Your task is to copy every line of the records below that contains "text".

══ Data for this task ══

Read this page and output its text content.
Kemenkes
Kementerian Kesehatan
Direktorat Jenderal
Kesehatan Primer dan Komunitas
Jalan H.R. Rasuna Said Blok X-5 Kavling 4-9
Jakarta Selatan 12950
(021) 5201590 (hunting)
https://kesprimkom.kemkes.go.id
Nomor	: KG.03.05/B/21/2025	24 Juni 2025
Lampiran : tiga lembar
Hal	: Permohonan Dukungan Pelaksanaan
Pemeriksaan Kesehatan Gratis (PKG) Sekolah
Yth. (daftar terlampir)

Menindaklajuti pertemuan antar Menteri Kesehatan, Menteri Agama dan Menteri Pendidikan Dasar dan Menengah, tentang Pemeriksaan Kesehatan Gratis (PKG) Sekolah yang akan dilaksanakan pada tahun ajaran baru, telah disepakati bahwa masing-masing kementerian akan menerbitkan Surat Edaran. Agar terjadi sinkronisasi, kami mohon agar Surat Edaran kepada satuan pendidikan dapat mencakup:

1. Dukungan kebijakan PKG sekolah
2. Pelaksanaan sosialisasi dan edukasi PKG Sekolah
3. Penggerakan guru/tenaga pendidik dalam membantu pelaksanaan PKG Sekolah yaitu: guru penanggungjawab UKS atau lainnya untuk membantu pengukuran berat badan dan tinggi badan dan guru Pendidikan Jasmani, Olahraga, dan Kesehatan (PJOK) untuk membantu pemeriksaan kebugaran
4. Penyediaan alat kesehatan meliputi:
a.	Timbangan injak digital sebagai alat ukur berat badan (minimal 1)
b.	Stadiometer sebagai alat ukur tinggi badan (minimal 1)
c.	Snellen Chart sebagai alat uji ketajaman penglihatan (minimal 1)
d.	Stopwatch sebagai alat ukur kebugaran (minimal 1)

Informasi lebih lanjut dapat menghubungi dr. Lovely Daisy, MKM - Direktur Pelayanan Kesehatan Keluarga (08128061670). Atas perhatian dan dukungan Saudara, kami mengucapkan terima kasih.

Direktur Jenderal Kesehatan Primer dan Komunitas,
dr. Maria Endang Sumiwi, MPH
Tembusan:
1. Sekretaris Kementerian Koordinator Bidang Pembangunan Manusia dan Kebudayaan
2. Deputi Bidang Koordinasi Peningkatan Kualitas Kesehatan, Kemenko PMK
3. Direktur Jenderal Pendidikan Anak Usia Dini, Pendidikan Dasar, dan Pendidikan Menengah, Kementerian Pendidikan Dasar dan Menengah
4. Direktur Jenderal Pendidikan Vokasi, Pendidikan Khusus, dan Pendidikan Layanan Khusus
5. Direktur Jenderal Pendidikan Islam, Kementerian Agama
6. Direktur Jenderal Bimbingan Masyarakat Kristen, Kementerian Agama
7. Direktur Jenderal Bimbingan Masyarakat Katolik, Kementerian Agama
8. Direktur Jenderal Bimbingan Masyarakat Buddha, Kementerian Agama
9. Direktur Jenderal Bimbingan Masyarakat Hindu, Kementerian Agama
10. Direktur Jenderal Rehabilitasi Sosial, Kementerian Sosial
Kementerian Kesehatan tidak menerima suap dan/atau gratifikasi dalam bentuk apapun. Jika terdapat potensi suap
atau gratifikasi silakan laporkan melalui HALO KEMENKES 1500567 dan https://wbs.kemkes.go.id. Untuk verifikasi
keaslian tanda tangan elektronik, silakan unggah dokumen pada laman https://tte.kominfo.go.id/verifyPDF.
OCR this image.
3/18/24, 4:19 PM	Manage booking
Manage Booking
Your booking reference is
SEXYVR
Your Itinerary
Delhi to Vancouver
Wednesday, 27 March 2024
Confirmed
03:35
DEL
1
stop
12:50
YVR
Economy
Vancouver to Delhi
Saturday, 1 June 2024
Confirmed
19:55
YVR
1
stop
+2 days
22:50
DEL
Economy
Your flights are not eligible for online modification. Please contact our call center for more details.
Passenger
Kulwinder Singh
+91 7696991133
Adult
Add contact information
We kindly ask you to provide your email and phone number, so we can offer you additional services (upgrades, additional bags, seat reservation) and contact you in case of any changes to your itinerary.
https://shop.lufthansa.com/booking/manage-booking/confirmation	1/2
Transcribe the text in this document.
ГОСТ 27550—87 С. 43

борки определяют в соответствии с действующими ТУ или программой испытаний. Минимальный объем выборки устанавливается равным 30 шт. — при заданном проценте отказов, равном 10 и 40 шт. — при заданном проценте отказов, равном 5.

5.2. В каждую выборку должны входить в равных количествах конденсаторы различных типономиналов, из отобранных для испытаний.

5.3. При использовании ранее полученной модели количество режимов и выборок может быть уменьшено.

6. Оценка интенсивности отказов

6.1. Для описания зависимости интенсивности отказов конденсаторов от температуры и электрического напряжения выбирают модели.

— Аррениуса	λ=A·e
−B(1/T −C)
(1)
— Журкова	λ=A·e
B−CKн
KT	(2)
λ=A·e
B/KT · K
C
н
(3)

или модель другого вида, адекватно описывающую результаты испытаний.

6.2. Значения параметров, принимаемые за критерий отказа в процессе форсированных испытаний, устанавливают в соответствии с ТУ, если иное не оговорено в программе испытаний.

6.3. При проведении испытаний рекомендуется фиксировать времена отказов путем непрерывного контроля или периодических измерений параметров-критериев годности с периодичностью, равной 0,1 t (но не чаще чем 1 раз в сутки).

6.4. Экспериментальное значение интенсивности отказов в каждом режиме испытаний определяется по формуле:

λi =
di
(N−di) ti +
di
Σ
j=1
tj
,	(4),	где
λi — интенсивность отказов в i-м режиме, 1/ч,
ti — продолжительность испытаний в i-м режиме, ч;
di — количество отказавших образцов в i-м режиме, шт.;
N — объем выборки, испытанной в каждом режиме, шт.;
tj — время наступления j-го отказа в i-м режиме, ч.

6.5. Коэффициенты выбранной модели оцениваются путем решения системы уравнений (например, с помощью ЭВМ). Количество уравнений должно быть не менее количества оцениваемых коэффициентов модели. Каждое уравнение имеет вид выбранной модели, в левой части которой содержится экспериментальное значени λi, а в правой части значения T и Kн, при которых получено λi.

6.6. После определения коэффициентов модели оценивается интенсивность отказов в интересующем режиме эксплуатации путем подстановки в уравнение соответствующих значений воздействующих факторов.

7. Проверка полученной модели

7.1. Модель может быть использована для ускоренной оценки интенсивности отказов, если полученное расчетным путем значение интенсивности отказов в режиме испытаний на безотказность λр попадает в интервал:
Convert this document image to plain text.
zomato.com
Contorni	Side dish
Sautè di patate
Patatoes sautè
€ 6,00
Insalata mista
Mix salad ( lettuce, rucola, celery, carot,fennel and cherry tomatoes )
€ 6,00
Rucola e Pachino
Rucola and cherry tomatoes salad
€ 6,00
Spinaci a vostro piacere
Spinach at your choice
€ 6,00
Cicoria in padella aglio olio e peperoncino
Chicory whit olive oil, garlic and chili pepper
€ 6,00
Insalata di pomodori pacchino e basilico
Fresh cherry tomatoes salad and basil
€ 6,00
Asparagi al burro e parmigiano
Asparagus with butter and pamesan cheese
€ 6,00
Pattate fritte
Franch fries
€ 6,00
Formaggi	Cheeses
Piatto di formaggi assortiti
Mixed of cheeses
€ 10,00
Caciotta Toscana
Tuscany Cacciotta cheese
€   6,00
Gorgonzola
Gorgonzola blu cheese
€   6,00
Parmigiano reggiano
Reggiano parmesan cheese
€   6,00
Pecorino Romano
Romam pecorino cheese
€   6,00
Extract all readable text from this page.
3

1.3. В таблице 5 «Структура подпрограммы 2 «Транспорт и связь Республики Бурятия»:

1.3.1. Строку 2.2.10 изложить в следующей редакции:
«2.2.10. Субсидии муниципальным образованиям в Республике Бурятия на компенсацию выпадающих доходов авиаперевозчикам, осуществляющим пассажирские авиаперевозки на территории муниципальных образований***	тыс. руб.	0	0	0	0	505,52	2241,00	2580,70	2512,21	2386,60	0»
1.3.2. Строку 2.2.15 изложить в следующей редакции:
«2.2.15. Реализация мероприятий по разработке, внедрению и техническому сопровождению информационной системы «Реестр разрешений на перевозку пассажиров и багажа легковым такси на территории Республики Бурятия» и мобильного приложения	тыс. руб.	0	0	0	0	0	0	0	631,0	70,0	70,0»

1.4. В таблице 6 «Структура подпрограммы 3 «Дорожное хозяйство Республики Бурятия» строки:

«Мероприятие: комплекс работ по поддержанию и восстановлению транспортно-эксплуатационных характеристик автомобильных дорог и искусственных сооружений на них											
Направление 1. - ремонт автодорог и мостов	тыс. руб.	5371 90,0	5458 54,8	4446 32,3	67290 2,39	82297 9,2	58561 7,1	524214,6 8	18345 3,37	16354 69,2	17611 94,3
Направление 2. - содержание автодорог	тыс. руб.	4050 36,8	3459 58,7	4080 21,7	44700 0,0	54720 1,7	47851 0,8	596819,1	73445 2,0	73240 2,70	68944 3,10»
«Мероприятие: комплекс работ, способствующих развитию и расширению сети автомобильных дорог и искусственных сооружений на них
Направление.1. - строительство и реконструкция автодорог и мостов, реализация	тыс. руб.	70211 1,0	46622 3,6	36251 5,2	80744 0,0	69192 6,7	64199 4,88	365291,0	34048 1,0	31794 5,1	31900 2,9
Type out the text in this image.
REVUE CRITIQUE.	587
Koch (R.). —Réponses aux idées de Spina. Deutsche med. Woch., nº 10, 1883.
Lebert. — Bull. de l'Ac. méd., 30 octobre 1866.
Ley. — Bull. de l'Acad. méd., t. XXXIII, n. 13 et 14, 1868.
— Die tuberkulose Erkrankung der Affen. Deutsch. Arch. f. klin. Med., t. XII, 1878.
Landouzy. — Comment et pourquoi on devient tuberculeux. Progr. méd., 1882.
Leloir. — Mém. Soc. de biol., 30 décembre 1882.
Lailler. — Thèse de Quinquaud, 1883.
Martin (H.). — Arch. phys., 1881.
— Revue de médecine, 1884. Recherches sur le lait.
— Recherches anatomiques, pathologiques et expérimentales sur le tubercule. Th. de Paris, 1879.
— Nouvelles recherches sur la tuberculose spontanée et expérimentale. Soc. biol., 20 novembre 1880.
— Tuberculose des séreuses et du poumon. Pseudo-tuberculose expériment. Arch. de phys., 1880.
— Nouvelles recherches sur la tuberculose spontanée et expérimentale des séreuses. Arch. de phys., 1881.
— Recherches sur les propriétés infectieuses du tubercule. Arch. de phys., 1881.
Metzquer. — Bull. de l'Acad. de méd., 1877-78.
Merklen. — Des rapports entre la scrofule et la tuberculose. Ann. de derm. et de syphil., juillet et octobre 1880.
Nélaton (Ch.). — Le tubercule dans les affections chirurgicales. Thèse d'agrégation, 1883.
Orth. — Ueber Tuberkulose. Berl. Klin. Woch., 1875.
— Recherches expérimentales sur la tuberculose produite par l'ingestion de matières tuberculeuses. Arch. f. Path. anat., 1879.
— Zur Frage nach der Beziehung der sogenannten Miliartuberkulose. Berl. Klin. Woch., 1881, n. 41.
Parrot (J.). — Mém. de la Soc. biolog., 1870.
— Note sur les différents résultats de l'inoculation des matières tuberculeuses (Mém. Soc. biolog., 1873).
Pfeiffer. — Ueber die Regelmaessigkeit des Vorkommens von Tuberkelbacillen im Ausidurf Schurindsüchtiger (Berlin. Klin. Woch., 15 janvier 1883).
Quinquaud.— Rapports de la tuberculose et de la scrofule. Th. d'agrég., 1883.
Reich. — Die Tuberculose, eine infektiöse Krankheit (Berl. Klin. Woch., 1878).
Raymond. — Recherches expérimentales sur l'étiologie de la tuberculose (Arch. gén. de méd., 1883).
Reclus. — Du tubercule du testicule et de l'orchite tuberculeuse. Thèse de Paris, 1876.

═══

## Full output:
Read this page and output its text content.
Transcribe the text in this document.
Convert this document image to plain text.
Extract all readable text from this page.
Type out the text in this image.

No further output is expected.